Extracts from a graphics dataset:
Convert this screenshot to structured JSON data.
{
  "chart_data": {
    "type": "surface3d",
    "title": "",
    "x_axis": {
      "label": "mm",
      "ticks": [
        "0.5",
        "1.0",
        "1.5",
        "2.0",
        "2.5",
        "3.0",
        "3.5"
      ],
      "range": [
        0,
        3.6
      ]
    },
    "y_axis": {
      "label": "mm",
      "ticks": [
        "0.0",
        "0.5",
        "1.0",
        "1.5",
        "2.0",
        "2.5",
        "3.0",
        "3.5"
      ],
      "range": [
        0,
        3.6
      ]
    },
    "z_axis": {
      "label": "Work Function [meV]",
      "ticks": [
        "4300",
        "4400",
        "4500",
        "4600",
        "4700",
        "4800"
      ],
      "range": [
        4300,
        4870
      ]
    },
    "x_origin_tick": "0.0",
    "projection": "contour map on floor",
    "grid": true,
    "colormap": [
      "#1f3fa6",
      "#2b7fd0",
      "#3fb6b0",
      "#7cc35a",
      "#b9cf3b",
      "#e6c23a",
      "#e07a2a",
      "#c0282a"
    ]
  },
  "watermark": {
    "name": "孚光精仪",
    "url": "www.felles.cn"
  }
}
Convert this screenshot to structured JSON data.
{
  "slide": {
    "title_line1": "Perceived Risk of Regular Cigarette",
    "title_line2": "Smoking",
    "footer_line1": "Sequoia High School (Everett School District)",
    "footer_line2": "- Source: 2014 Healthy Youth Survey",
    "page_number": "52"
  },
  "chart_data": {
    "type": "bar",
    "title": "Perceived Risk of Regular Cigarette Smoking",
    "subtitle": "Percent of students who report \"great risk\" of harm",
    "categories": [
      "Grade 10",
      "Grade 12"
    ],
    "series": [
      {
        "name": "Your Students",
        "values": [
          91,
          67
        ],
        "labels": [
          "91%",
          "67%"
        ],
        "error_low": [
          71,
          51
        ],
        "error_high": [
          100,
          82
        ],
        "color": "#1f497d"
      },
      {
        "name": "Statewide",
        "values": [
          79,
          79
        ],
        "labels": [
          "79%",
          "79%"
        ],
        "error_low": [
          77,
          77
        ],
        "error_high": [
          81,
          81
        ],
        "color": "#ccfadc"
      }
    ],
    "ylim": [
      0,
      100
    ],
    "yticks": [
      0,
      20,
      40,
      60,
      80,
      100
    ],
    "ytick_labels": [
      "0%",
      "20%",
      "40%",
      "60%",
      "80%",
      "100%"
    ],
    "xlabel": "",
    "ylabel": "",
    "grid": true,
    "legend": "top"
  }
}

> Aim
All of the lines above need to be given again exactly.

> Full response
Convert this screenshot to structured JSON data.
{
  "chart_data": {
    "type": "surface3d",
    "title": "",
    "x_axis": {
      "label": "mm",
      "ticks": [
        "0.5",
        "1.0",
        "1.5",
        "2.0",
        "2.5",
        "3.0",
        "3.5"
      ],
      "range": [
        0,
        3.6
      ]
    },
    "y_axis": {
      "label": "mm",
      "ticks": [
        "0.0",
        "0.5",
        "1.0",
        "1.5",
        "2.0",
        "2.5",
        "3.0",
        "3.5"
      ],
      "range": [
        0,
        3.6
      ]
    },
    "z_axis": {
      "label": "Work Function [meV]",
      "ticks": [
        "4300",
        "4400",
        "4500",
        "4600",
        "4700",
        "4800"
      ],
      "range": [
        4300,
        4870
      ]
    },
    "x_origin_tick": "0.0",
    "projection": "contour map on floor",
    "grid": true,
    "colormap": [
      "#1f3fa6",
      "#2b7fd0",
      "#3fb6b0",
      "#7cc35a",
      "#b9cf3b",
      "#e6c23a",
      "#e07a2a",
      "#c0282a"
    ]
  },
  "watermark": {
    "name": "孚光精仪",
    "url": "www.felles.cn"
  }
}
Convert this screenshot to structured JSON data.
{
  "slide": {
    "title_line1": "Perceived Risk of Regular Cigarette",
    "title_line2": "Smoking",
    "footer_line1": "Sequoia High School (Everett School District)",
    "footer_line2": "- Source: 2014 Healthy Youth Survey",
    "page_number": "52"
  },
  "chart_data": {
    "type": "bar",
    "title": "Perceived Risk of Regular Cigarette Smoking",
    "subtitle": "Percent of students who report \"great risk\" of harm",
    "categories": [
      "Grade 10",
      "Grade 12"
    ],
    "series": [
      {
        "name": "Your Students",
        "values": [
          91,
          67
        ],
        "labels": [
          "91%",
          "67%"
        ],
        "error_low": [
          71,
          51
        ],
        "error_high": [
          100,
          82
        ],
        "color": "#1f497d"
      },
      {
        "name": "Statewide",
        "values": [
          79,
          79
        ],
        "labels": [
          "79%",
          "79%"
        ],
        "error_low": [
          77,
          77
        ],
        "error_high": [
          81,
          81
        ],
        "color": "#ccfadc"
      }
    ],
    "ylim": [
      0,
      100
    ],
    "yticks": [
      0,
      20,
      40,
      60,
      80,
      100
    ],
    "ytick_labels": [
      "0%",
      "20%",
      "40%",
      "60%",
      "80%",
      "100%"
    ],
    "xlabel": "",
    "ylabel": "",
    "grid": true,
    "legend": "top"
  }
}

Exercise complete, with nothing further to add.